**LISTA DE TAREFAS:**
1. No artigo sobre a hipocrisia de Bush, em que evento George W. Bush falou das raparigas do Médio Oriente?
2. Escreve a continuação do artigo sobre a hipocrisia de Bush a partir da última frase apresentada.

Adaptação de uma tradução feita por C. Tavares de um artigo do n.º 1270, com a data de 13 de Março de 2005, do jornal Revolutionary Worker/Obrero Revolucionario, voz do Partido Comunista Revolucionário, EUA. A versão integral deste artigo está disponível em inglês em revcom.us/a/1270/bush-hypocrisy-iraq-women.htm.
A hipocrisia de Bush e a realidade da opressão da mulher no Iraque
Em meados do ano passado, na Convenção Nacional do Partido Republicano, George W. Bush disse que graças “ao poder norte-americano” no Afeganistão e no Iraque “as raparigas do Médio Oriente sabem que se avizinha um dia de igualdade e justiça”.
Trata-se de uma grande hipocrisia da parte de George Bush, fingir-se defensor da igualdade e da justiça para as mulheres do Médio Oriente (ou de qualquer outro lugar). Afinal, é o mesmo presidente imperial que se junta aos seus amiguinhos Pat Robertson, James Dobson e Franklin Graham para partilharem a mesma ideologia. Esses indivíduos pensam que a Bíblia deve ser interpretada e praticada literalmente e que a mulher deve se submeter ao homem.
A situação das mulheres do Afeganistão e do Iraque, países ocupados pelos Estados Unidos, demonstra que a realidade é completamente oposta ao que Bush declara.
Muitas mulheres do Afeganistão esperavam que a queda dos talibãs pudesse amenizar a sua opressão, que poderiam tirar as burcas que as cobriam dos pés à cabeça, que poderiam sair de casa, ir trabalhar e ir à escola sem medo. Mas a invasão e a ocupação pelos Estados Unidos não trouxe essas mudanças. As mulheres vivem os mesmos horrores que viviam sob o domínio talibã, só que agora o país é dominado por uma potência estrangeira que diz defender a “democracia” e a “liberdade”.

**MATERIAL EXTRAÍDO:**
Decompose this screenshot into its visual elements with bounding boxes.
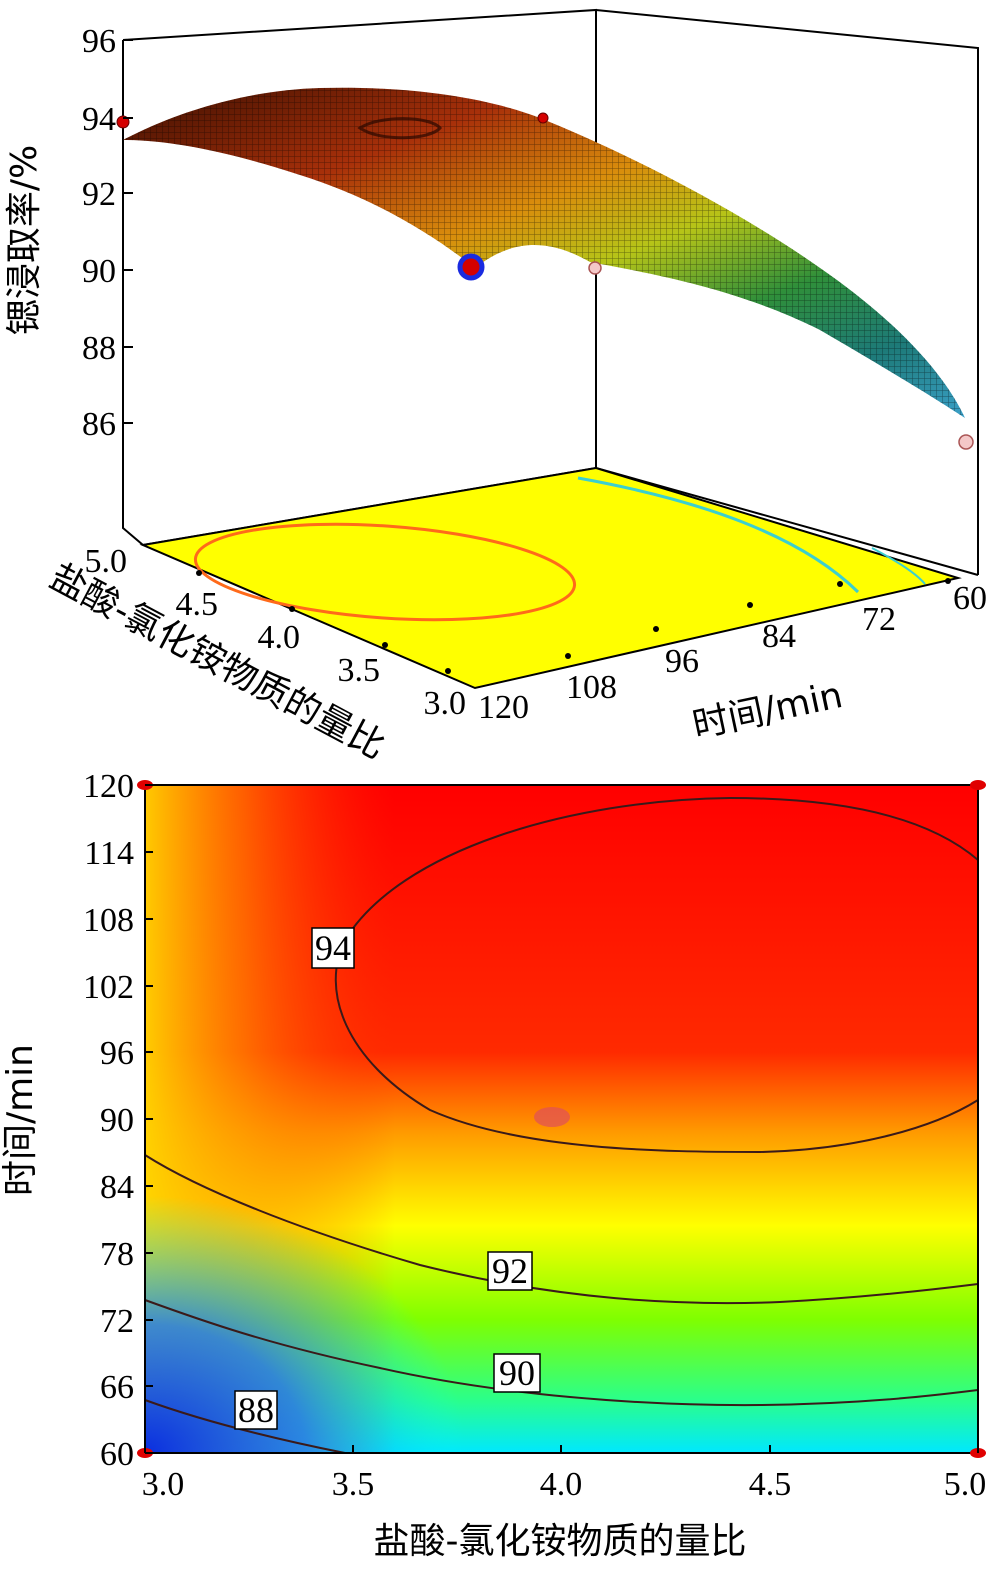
y-axis-title-3d: 时间/min bbox=[689, 675, 846, 747]
svg-text:92: 92 bbox=[492, 1251, 528, 1291]
contour-y-axis: 120 114 108 102 96 90 84 78 72 66 60 时间/… bbox=[0, 768, 153, 1473]
y-tick-label: 114 bbox=[84, 835, 134, 872]
y-tick-label: 72 bbox=[100, 1303, 134, 1340]
y-tick-label: 84 bbox=[762, 618, 796, 655]
x-tick-label: 4.5 bbox=[176, 586, 219, 623]
y-tick-label: 66 bbox=[100, 1369, 134, 1406]
y-tick-label: 78 bbox=[100, 1236, 134, 1273]
z-tick-label: 90 bbox=[82, 253, 116, 290]
y-tick-label: 84 bbox=[100, 1169, 134, 1206]
x-tick-label: 3.0 bbox=[424, 685, 467, 722]
svg-text:94: 94 bbox=[315, 928, 351, 968]
x-tick-label: 3.5 bbox=[332, 1466, 375, 1503]
center-design-point bbox=[534, 1107, 570, 1127]
surface-peak-ring bbox=[357, 117, 442, 140]
floor-contour-86 bbox=[871, 547, 926, 585]
contour-chart: 94 92 90 88 bbox=[0, 768, 986, 1562]
z-tick-label: 86 bbox=[82, 406, 116, 443]
contour-label-90: 90 bbox=[493, 1353, 541, 1393]
y-tick-label: 96 bbox=[100, 1035, 134, 1072]
y-tick-label: 60 bbox=[953, 580, 987, 617]
surface-chart: 96 94 92 90 88 86 锶浸取率/% 5.0 4.5 4.0 3.5… bbox=[4, 8, 987, 768]
z-tick-label: 88 bbox=[82, 330, 116, 367]
x-tick-label: 4.0 bbox=[258, 619, 301, 656]
x-tick-label: 4.5 bbox=[749, 1466, 792, 1503]
contour-x-axis: 3.0 3.5 4.0 4.5 5.0 盐酸-氯化铵物质的量比 bbox=[142, 1445, 987, 1562]
floor-contour-94 bbox=[193, 522, 577, 622]
z-tick-label: 92 bbox=[82, 176, 116, 213]
response-surface-mesh bbox=[123, 87, 965, 418]
contour-label-94: 94 bbox=[311, 927, 355, 969]
z-axis: 96 94 92 90 88 86 锶浸取率/% bbox=[4, 23, 133, 443]
y-axis-title: 时间/min bbox=[0, 1044, 41, 1196]
x-tick-label: 3.5 bbox=[338, 652, 381, 689]
x-axis-title: 盐酸-氯化铵物质的量比 bbox=[374, 1521, 747, 1562]
y-tick-label: 120 bbox=[83, 768, 134, 805]
y-tick-label: 102 bbox=[83, 969, 134, 1006]
design-point bbox=[588, 261, 602, 275]
design-point bbox=[958, 434, 974, 450]
design-point-center bbox=[457, 253, 485, 281]
floor-contour-88 bbox=[577, 476, 860, 594]
z-tick-label: 96 bbox=[82, 23, 116, 60]
design-point bbox=[970, 780, 986, 790]
y-tick-label: 96 bbox=[665, 643, 699, 680]
x-tick-label: 4.0 bbox=[540, 1466, 583, 1503]
contour-label-92: 92 bbox=[487, 1251, 533, 1291]
z-tick-label: 94 bbox=[82, 101, 116, 138]
contour-90 bbox=[144, 1299, 979, 1407]
x-tick-label: 5.0 bbox=[85, 543, 128, 580]
contour-92 bbox=[144, 1154, 979, 1305]
y-tick-label: 60 bbox=[100, 1436, 134, 1473]
y-tick-label: 108 bbox=[83, 902, 134, 939]
x-tick-label: 3.0 bbox=[142, 1466, 185, 1503]
svg-text:88: 88 bbox=[238, 1390, 274, 1430]
z-axis-title: 锶浸取率/% bbox=[4, 145, 45, 335]
design-points bbox=[116, 112, 974, 450]
contour-label-88: 88 bbox=[234, 1390, 278, 1430]
design-point bbox=[537, 112, 549, 124]
x-tick-label: 5.0 bbox=[944, 1466, 987, 1503]
floor-ticks bbox=[196, 570, 951, 674]
svg-text:90: 90 bbox=[499, 1353, 535, 1393]
y-tick-label: 120 bbox=[478, 689, 529, 726]
y-tick-label: 108 bbox=[566, 669, 617, 706]
y-tick-label: 72 bbox=[862, 601, 896, 638]
contour-94 bbox=[334, 796, 979, 1154]
y-tick-label: 90 bbox=[100, 1102, 134, 1139]
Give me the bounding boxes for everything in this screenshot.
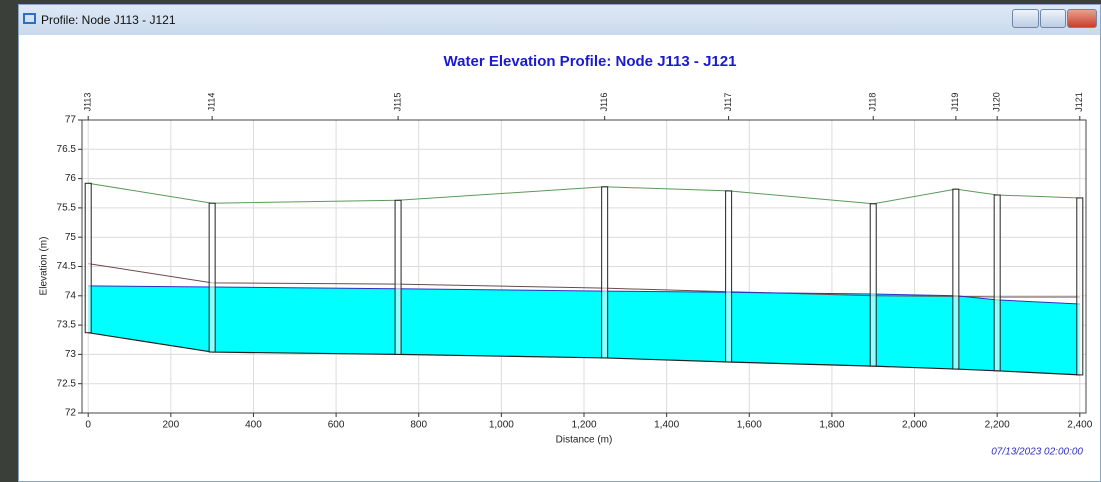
x-tick-label: 1,000 bbox=[489, 420, 514, 431]
node-label: J119 bbox=[950, 93, 960, 112]
node-label: J113 bbox=[83, 93, 93, 112]
node-label: J114 bbox=[207, 93, 217, 112]
node-label: J116 bbox=[599, 93, 609, 112]
x-tick-label: 1,600 bbox=[737, 420, 762, 431]
node-label: J120 bbox=[992, 92, 1002, 112]
node-label: J121 bbox=[1074, 92, 1084, 112]
y-tick-label: 72.5 bbox=[57, 378, 77, 389]
x-tick-label: 0 bbox=[85, 420, 91, 431]
node-manhole bbox=[1077, 198, 1083, 375]
node-manhole bbox=[994, 195, 1000, 371]
x-tick-label: 1,400 bbox=[654, 420, 679, 431]
node-label: J115 bbox=[392, 93, 402, 112]
y-tick-label: 77 bbox=[65, 115, 77, 126]
x-tick-label: 600 bbox=[328, 420, 345, 431]
y-tick-label: 72 bbox=[65, 408, 77, 419]
x-tick-label: 1,200 bbox=[571, 420, 596, 431]
y-tick-label: 76.5 bbox=[57, 144, 77, 155]
x-tick-label: 200 bbox=[162, 420, 179, 431]
node-manhole bbox=[870, 204, 876, 366]
y-tick-label: 75.5 bbox=[57, 203, 77, 214]
timestamp: 07/13/2023 02:00:00 bbox=[991, 447, 1083, 458]
node-manhole bbox=[602, 187, 608, 358]
y-tick-label: 76 bbox=[65, 173, 77, 184]
node-manhole bbox=[209, 203, 215, 352]
node-manhole bbox=[726, 191, 732, 362]
x-tick-label: 1,800 bbox=[819, 420, 844, 431]
node-manhole bbox=[85, 183, 91, 332]
node-label: J117 bbox=[723, 93, 733, 112]
node-label: J118 bbox=[868, 93, 878, 112]
node-manhole bbox=[953, 189, 959, 369]
x-tick-label: 800 bbox=[410, 420, 427, 431]
chart-title: Water Elevation Profile: Node J113 - J12… bbox=[444, 53, 737, 70]
x-axis-label: Distance (m) bbox=[556, 435, 613, 446]
y-tick-label: 73 bbox=[65, 349, 77, 360]
x-tick-label: 2,000 bbox=[902, 420, 927, 431]
x-tick-label: 2,200 bbox=[985, 420, 1010, 431]
node-manhole bbox=[395, 200, 401, 354]
y-tick-label: 74 bbox=[65, 290, 77, 301]
x-tick-label: 2,400 bbox=[1067, 420, 1092, 431]
y-tick-label: 73.5 bbox=[57, 320, 77, 331]
chart: Water Elevation Profile: Node J113 - J12… bbox=[0, 0, 1101, 482]
y-axis-label: Elevation (m) bbox=[39, 237, 50, 296]
screen: Profile: Node J113 - J121 Water Elevatio… bbox=[0, 0, 1101, 482]
y-tick-label: 75 bbox=[65, 232, 77, 243]
x-tick-label: 400 bbox=[245, 420, 262, 431]
y-tick-label: 74.5 bbox=[57, 261, 77, 272]
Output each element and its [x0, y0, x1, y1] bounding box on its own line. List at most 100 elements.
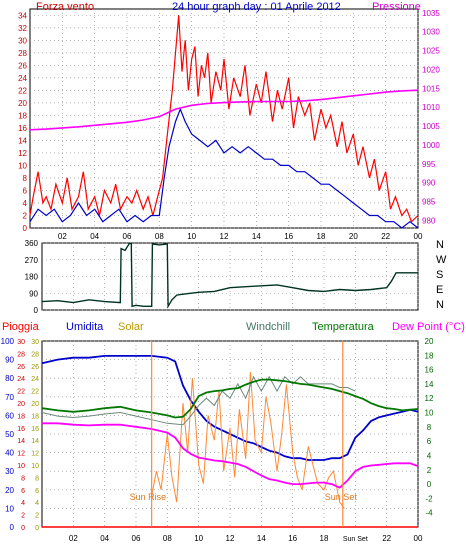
- series-line-temperatura: [41, 378, 419, 419]
- pressure-tick-label: 1005: [422, 122, 440, 131]
- direction-tick-label: 0: [34, 306, 39, 315]
- solar-tick-label: 22: [31, 389, 39, 396]
- series-line-windchill: [41, 375, 356, 426]
- compass-label: S: [436, 269, 443, 281]
- series-line-pressione: [29, 89, 419, 131]
- rain-tick-label: 0: [21, 525, 25, 532]
- wind-tick-label: 34: [18, 11, 27, 20]
- wind-tick-label: 0: [23, 224, 28, 233]
- temperature-tick-label: 10: [425, 409, 434, 418]
- pressure-tick-label: 1000: [422, 141, 440, 150]
- wind-tick-label: 12: [18, 149, 27, 158]
- x-tick-label: 04: [90, 232, 99, 241]
- direction-tick-label: 360: [25, 239, 39, 248]
- rain-tick-label: 8: [21, 475, 25, 482]
- solar-tick-label: 12: [31, 451, 39, 458]
- rain-tick-label: 2: [21, 513, 25, 520]
- rain-tick-label: 30: [17, 339, 25, 346]
- weather-x-axis-ticks: 02 04 06 08 10 12 14 16 18 Sun Set 22 00: [69, 534, 423, 543]
- x-tick-label: 16: [288, 534, 297, 543]
- wind-tick-label: 10: [18, 161, 27, 170]
- compass-label: N: [436, 239, 444, 251]
- x-tick-label: 08: [155, 232, 164, 241]
- humidity-tick-label: 10: [5, 504, 14, 513]
- rain-tick-label: 26: [17, 364, 25, 371]
- legend-label: Pioggia: [2, 321, 40, 333]
- x-tick-label: 04: [100, 534, 109, 543]
- rain-tick-label: 20: [17, 401, 25, 408]
- legend-label: Temperatura: [312, 321, 375, 333]
- wind-tick-label: 32: [18, 24, 27, 33]
- x-tick-label: 10: [187, 232, 196, 241]
- wind-tick-label: 6: [23, 186, 28, 195]
- wind-tick-label: 2: [23, 211, 28, 220]
- pressure-tick-label: 1010: [422, 103, 440, 112]
- x-tick-label: 14: [252, 232, 261, 241]
- temperature-tick-label: 8: [427, 423, 432, 432]
- x-tick-label: 00: [414, 232, 423, 241]
- pressure-tick-label: 980: [422, 216, 436, 225]
- temperature-tick-label: 6: [427, 437, 432, 446]
- humidity-tick-label: 50: [5, 430, 14, 439]
- direction-tick-label: 270: [25, 256, 39, 265]
- compass-label: E: [436, 284, 443, 296]
- temperature-tick-label: 2: [427, 466, 432, 475]
- solar-tick-label: 6: [35, 488, 39, 495]
- wind-pressure-series: [29, 15, 419, 229]
- solar-tick-label: 10: [31, 463, 39, 470]
- wind-tick-label: 28: [18, 49, 27, 58]
- rain-tick-label: 28: [17, 351, 25, 358]
- humidity-tick-label: 70: [5, 393, 14, 402]
- solar-tick-label: 8: [35, 475, 39, 482]
- pressure-axis-ticks: 980 985 990 995 1000 1005 1010 1015 1020 1025 1030…: [422, 9, 440, 226]
- rain-tick-label: 6: [21, 488, 25, 495]
- solar-tick-label: 26: [31, 364, 39, 371]
- solar-tick-label: 4: [35, 500, 39, 507]
- direction-tick-label: 90: [29, 289, 38, 298]
- x-tick-label: 18: [320, 534, 329, 543]
- humidity-tick-label: 40: [5, 449, 14, 458]
- legend-label: Solar: [118, 321, 144, 333]
- sun-rise-label: Sun Rise: [130, 492, 167, 502]
- wind-tick-label: 26: [18, 61, 27, 70]
- temperature-tick-label: -4: [425, 509, 433, 518]
- weather-series: [41, 354, 419, 528]
- series-line-wind-direction: [41, 242, 418, 309]
- humidity-tick-label: 80: [5, 374, 14, 383]
- pressure-tick-label: 1030: [422, 28, 440, 37]
- wind-tick-label: 14: [18, 136, 27, 145]
- x-tick-label: 12: [220, 232, 229, 241]
- weather-axis-ticks: 0102030405060708090100024681012141618202…: [1, 337, 434, 532]
- legend-label: Umidita: [66, 321, 104, 333]
- pressure-tick-label: 1015: [422, 84, 440, 93]
- solar-tick-label: 16: [31, 426, 39, 433]
- x-tick-label: 22: [381, 232, 390, 241]
- solar-tick-label: 14: [31, 438, 39, 445]
- x-tick-label: 06: [123, 232, 132, 241]
- rain-tick-label: 16: [17, 426, 25, 433]
- wind-tick-label: 22: [18, 86, 27, 95]
- wind-tick-label: 20: [18, 99, 27, 108]
- rain-tick-label: 18: [17, 413, 25, 420]
- wind-direction-grid: [42, 242, 419, 311]
- wind-axis-label: Forza vento: [36, 1, 94, 13]
- rain-tick-label: 4: [21, 500, 25, 507]
- series-line-solar: [151, 371, 345, 509]
- pressure-tick-label: 1025: [422, 47, 440, 56]
- solar-tick-label: 2: [35, 513, 39, 520]
- x-tick-label: 16: [284, 232, 293, 241]
- humidity-tick-label: 60: [5, 411, 14, 420]
- pressure-tick-label: 990: [422, 179, 436, 188]
- x-tick-label: 00: [414, 534, 423, 543]
- humidity-tick-label: 20: [5, 486, 14, 495]
- temperature-tick-label: 14: [425, 380, 434, 389]
- pressure-axis-label: Pressione: [372, 1, 421, 13]
- series-line-dew-point-c-: [42, 422, 419, 489]
- temperature-tick-label: 18: [425, 351, 434, 360]
- legend-label: Windchill: [246, 321, 290, 333]
- x-tick-label: 22: [382, 534, 391, 543]
- wind-direction-axis-ticks: 0 90 180 270 360: [25, 239, 39, 315]
- wind-tick-label: 30: [18, 36, 27, 45]
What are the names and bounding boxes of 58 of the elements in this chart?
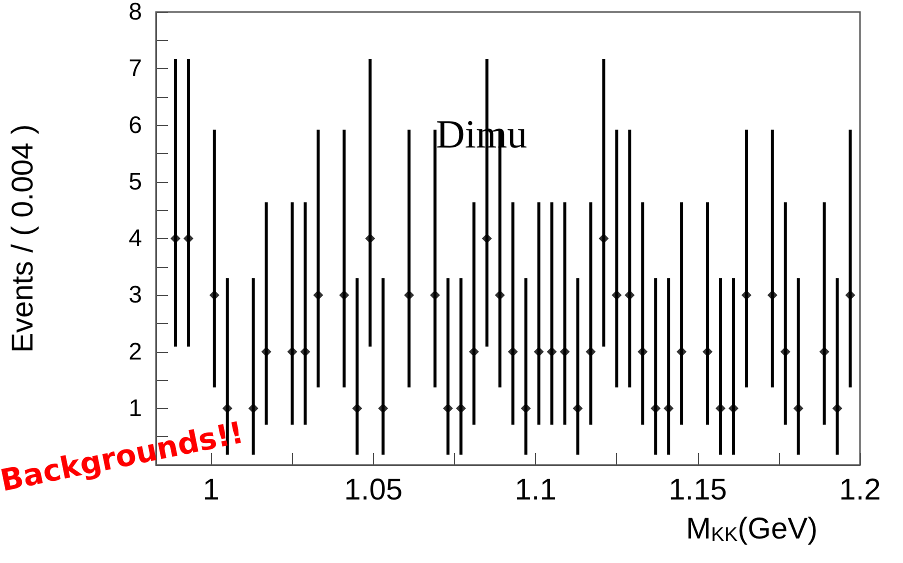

**LISTA DE RESPOSTAS:**
1. Na Convenção Nacional do Partido Republicano.

2.
A República Islâmica do Afeganistão é o actual governo que se estabeleceu sob a supervisão dos Estados Unidos. Os fundamentalistas religiosos têm grande influência no governo, como também em muitas partes do país onde o governo central tem pouco controle. Mesmo que não haja lei que diga que as mulheres tenham que usar a burca, entre as mulheres que desejam sair à rua, muitas nem se atrevem, porque têm de se cobrir dos pés à cabeça, pois se não podem ser atacadas, sequestradas ou violadas. E milhões de raparigas não recebem nenhuma educação formal.
No Iraque ocupado pelos Estados Unidos, tanto as mulheres como os homens são baleados em operações militares, maltratados por tropas que fazem rusgas casa a casa e torturados nas prisões militares.
Segundo um relatório da Amnistia Internacional publicado no mês passado, há “denúncias de tortura dos detidos e de tratamentos cruéis, degradantes e desumanos na prisão de Abu Ghraib e noutros centros de detenção dos Estados Unidos, há acusações de abusos e violação de mulheres. Muitas presas falaram com a Amnistia Internacional depois da sua detenção... Relataram espancamentos, ameaças de violação, humilhações e longos períodos em prisão solitária. Mas, como no Iraque a desonra é atribuída às vítimas de crimes sexuais (e não aos que os cometem), muitas mulheres não relatam muitos dos casos.”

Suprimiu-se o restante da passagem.